* [Problem details]
Without the pictures, output the records below word for word.

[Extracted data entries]
====

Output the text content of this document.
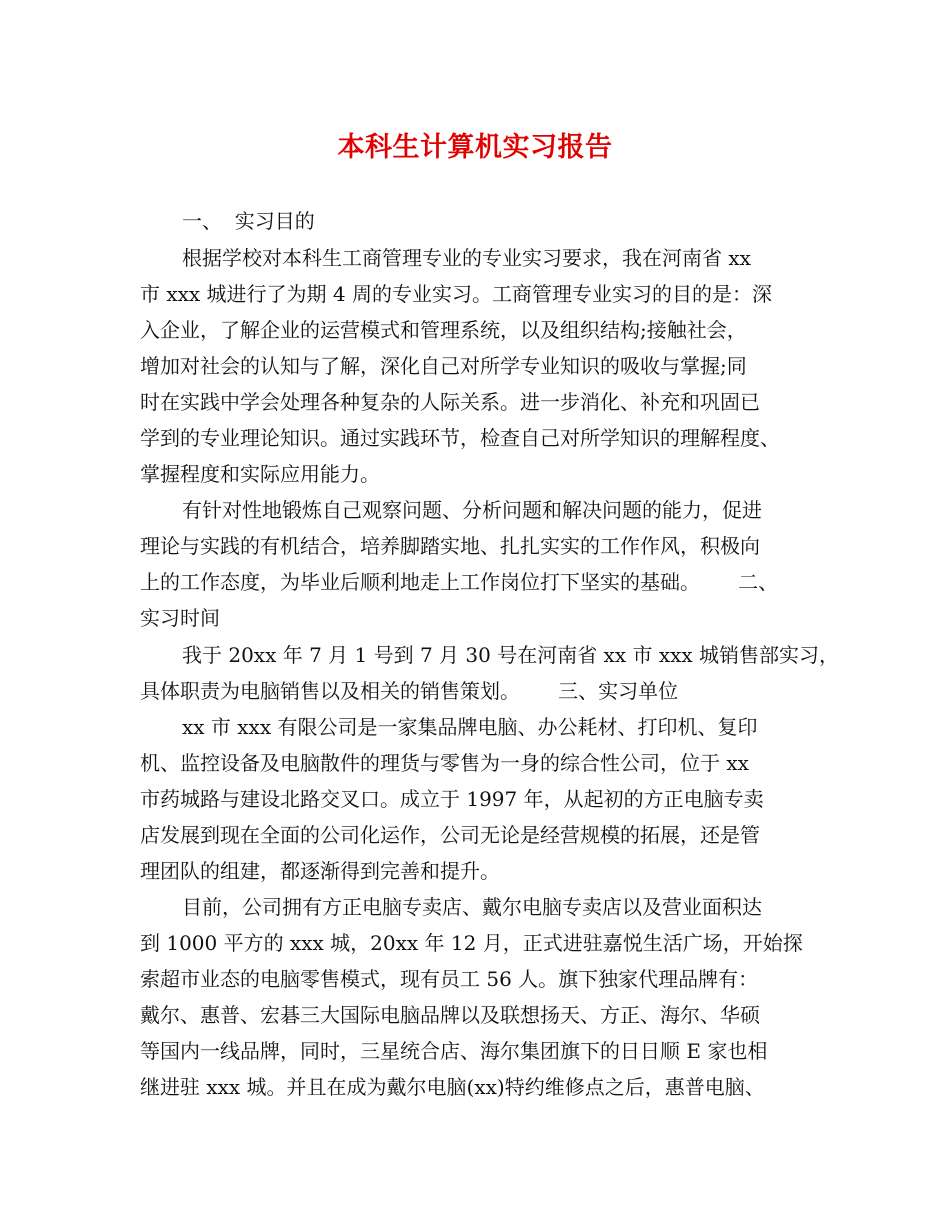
本科生计算机实习报告
一、  实习目的
根据学校对本科生工商管理专业的专业实习要求，我在河南省 xx
市 xxx 城进行了为期 4 周的专业实习。工商管理专业实习的目的是：深
入企业，了解企业的运营模式和管理系统，以及组织结构;接触社会，
增加对社会的认知与了解，深化自己对所学专业知识的吸收与掌握;同
时在实践中学会处理各种复杂的人际关系。进一步消化、补充和巩固已
学到的专业理论知识。通过实践环节，检查自己对所学知识的理解程度、
掌握程度和实际应用能力。
有针对性地锻炼自己观察问题、分析问题和解决问题的能力，促进
理论与实践的有机结合，培养脚踏实地、扎扎实实的工作作风，积极向
上的工作态度，为毕业后顺利地走上工作岗位打下坚实的基础。      二、
实习时间
我于 20xx 年 7 月 1 号到 7 月 30 号在河南省 xx 市 xxx 城销售部实习，
具体职责为电脑销售以及相关的销售策划。      三、实习单位
xx 市 xxx 有限公司是一家集品牌电脑、办公耗材、打印机、复印
机、监控设备及电脑散件的理货与零售为一身的综合性公司，位于 xx
市药城路与建设北路交叉口。成立于 1997 年，从起初的方正电脑专卖
店发展到现在全面的公司化运作，公司无论是经营规模的拓展，还是管
理团队的组建，都逐渐得到完善和提升。
目前，公司拥有方正电脑专卖店、戴尔电脑专卖店以及营业面积达
到 1000 平方的 xxx 城，20xx 年 12 月，正式进驻嘉悦生活广场，开始探
索超市业态的电脑零售模式，现有员工 56 人。旗下独家代理品牌有：
戴尔、惠普、宏碁三大国际电脑品牌以及联想扬天、方正、海尔、华硕
等国内一线品牌，同时，三星统合店、海尔集团旗下的日日顺 E 家也相
继进驻 xxx 城。并且在成为戴尔电脑(xx)特约维修点之后，惠普电脑、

====

* [Result of this task]
Output the text content of this document.
本科生计算机实习报告
一、  实习目的
根据学校对本科生工商管理专业的专业实习要求，我在河南省 xx
市 xxx 城进行了为期 4 周的专业实习。工商管理专业实习的目的是：深
入企业，了解企业的运营模式和管理系统，以及组织结构;接触社会，
增加对社会的认知与了解，深化自己对所学专业知识的吸收与掌握;同
时在实践中学会处理各种复杂的人际关系。进一步消化、补充和巩固已
学到的专业理论知识。通过实践环节，检查自己对所学知识的理解程度、
掌握程度和实际应用能力。
有针对性地锻炼自己观察问题、分析问题和解决问题的能力，促进
理论与实践的有机结合，培养脚踏实地、扎扎实实的工作作风，积极向
上的工作态度，为毕业后顺利地走上工作岗位打下坚实的基础。      二、
实习时间
我于 20xx 年 7 月 1 号到 7 月 30 号在河南省 xx 市 xxx 城销售部实习，
具体职责为电脑销售以及相关的销售策划。      三、实习单位
xx 市 xxx 有限公司是一家集品牌电脑、办公耗材、打印机、复印
机、监控设备及电脑散件的理货与零售为一身的综合性公司，位于 xx
市药城路与建设北路交叉口。成立于 1997 年，从起初的方正电脑专卖
店发展到现在全面的公司化运作，公司无论是经营规模的拓展，还是管
理团队的组建，都逐渐得到完善和提升。
目前，公司拥有方正电脑专卖店、戴尔电脑专卖店以及营业面积达
到 1000 平方的 xxx 城，20xx 年 12 月，正式进驻嘉悦生活广场，开始探
索超市业态的电脑零售模式，现有员工 56 人。旗下独家代理品牌有：
戴尔、惠普、宏碁三大国际电脑品牌以及联想扬天、方正、海尔、华硕
等国内一线品牌，同时，三星统合店、海尔集团旗下的日日顺 E 家也相
继进驻 xxx 城。并且在成为戴尔电脑(xx)特约维修点之后，惠普电脑、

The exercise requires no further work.